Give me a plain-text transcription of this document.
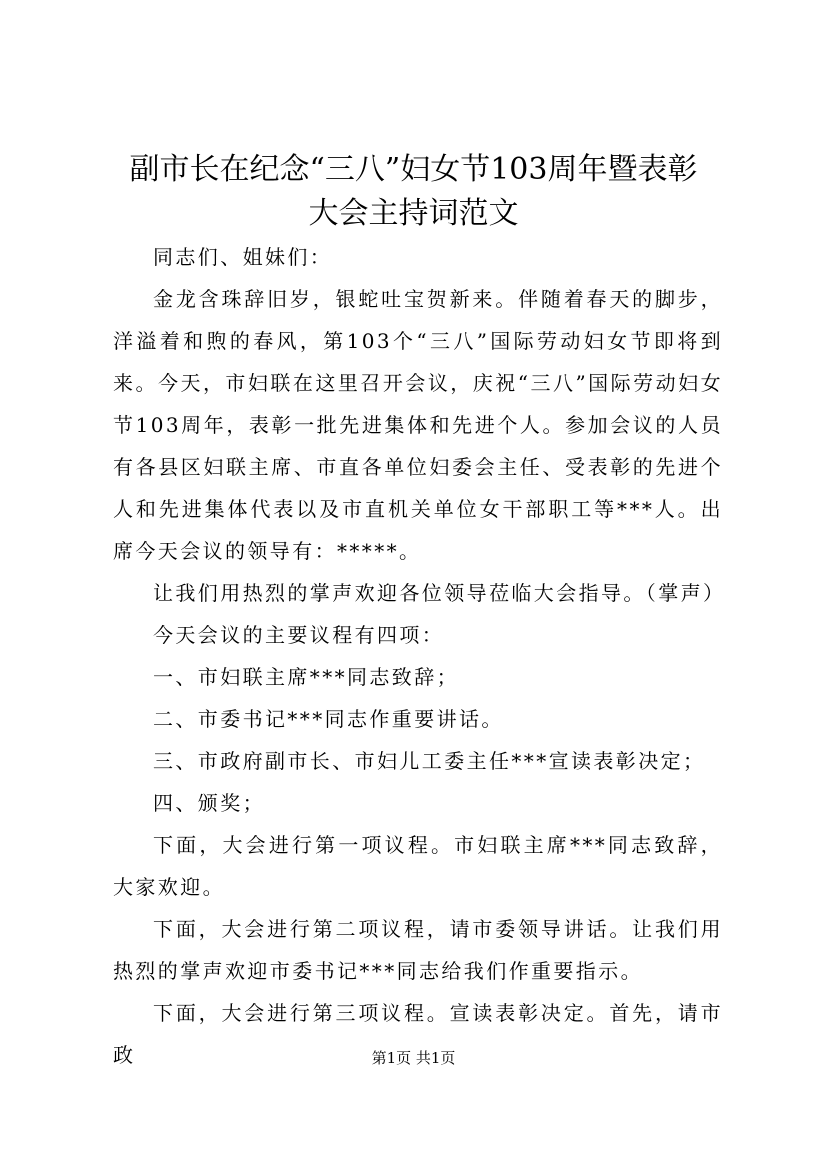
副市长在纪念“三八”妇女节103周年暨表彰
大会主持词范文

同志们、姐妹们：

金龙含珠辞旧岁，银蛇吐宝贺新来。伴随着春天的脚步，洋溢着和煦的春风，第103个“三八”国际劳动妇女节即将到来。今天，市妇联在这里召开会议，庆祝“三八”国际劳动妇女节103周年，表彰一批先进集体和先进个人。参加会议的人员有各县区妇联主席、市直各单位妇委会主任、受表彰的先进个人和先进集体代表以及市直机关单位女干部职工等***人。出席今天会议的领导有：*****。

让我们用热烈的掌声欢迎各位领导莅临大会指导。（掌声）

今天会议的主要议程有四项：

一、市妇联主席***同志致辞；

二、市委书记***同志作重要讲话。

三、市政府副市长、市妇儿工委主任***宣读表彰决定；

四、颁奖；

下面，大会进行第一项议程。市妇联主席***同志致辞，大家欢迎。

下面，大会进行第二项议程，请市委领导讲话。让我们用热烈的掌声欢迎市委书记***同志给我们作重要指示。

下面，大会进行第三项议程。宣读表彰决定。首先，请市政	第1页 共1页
--
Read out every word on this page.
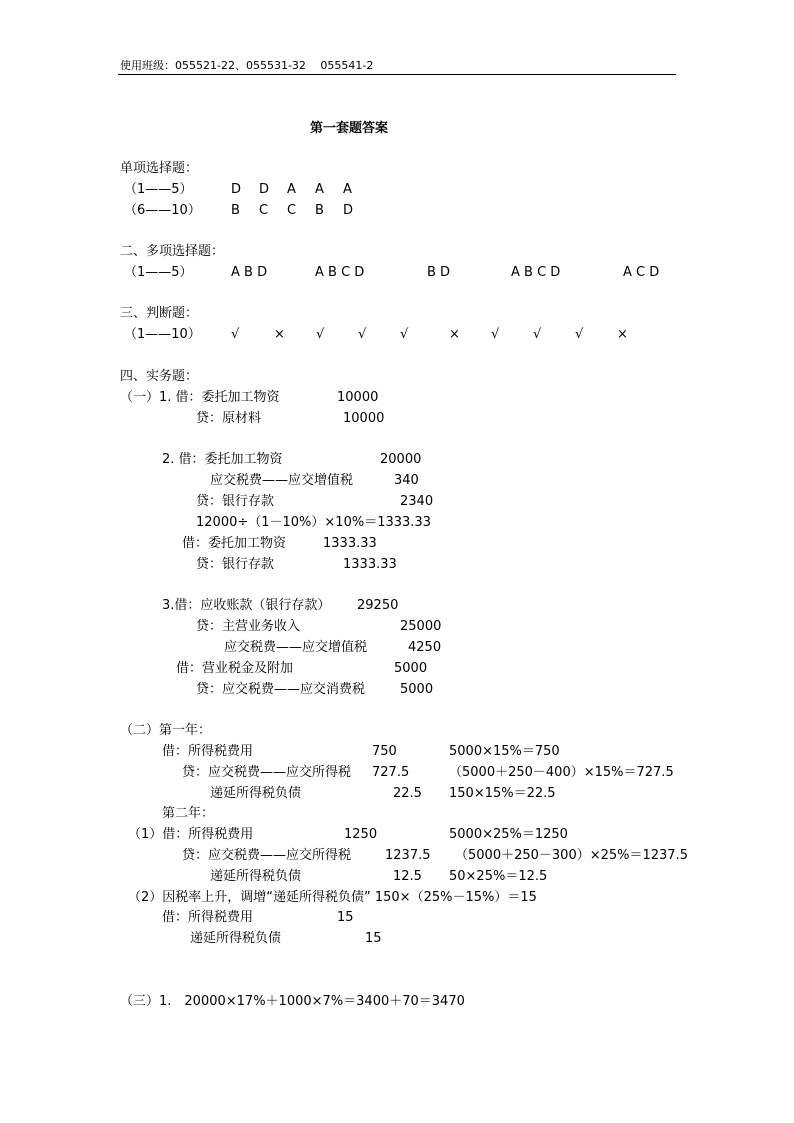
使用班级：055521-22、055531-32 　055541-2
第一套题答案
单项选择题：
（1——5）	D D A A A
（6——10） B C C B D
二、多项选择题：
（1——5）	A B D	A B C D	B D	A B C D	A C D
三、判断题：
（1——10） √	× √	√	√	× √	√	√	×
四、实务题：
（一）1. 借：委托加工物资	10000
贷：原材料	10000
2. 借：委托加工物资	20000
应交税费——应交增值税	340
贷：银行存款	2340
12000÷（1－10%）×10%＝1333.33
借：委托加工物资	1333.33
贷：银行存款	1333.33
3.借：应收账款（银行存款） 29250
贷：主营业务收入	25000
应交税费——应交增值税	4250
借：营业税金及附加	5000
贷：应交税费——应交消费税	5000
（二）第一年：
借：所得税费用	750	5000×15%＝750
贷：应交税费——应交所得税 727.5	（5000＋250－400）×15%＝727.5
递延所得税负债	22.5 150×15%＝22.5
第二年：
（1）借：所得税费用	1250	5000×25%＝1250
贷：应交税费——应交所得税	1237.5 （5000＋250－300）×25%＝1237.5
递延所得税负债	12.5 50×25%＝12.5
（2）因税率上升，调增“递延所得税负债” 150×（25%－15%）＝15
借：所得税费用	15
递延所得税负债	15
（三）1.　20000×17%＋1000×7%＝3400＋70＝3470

__GIVEN PROBLEM__: Copy out all lines where the word "应交税费" appears.

__ANSWER IN FULL__:
应交税费——应交增值税	340
应交税费——应交增值税	4250
贷：应交税费——应交消费税	5000
贷：应交税费——应交所得税 727.5	（5000＋250－400）×15%＝727.5
贷：应交税费——应交所得税	1237.5 （5000＋250－300）×25%＝1237.5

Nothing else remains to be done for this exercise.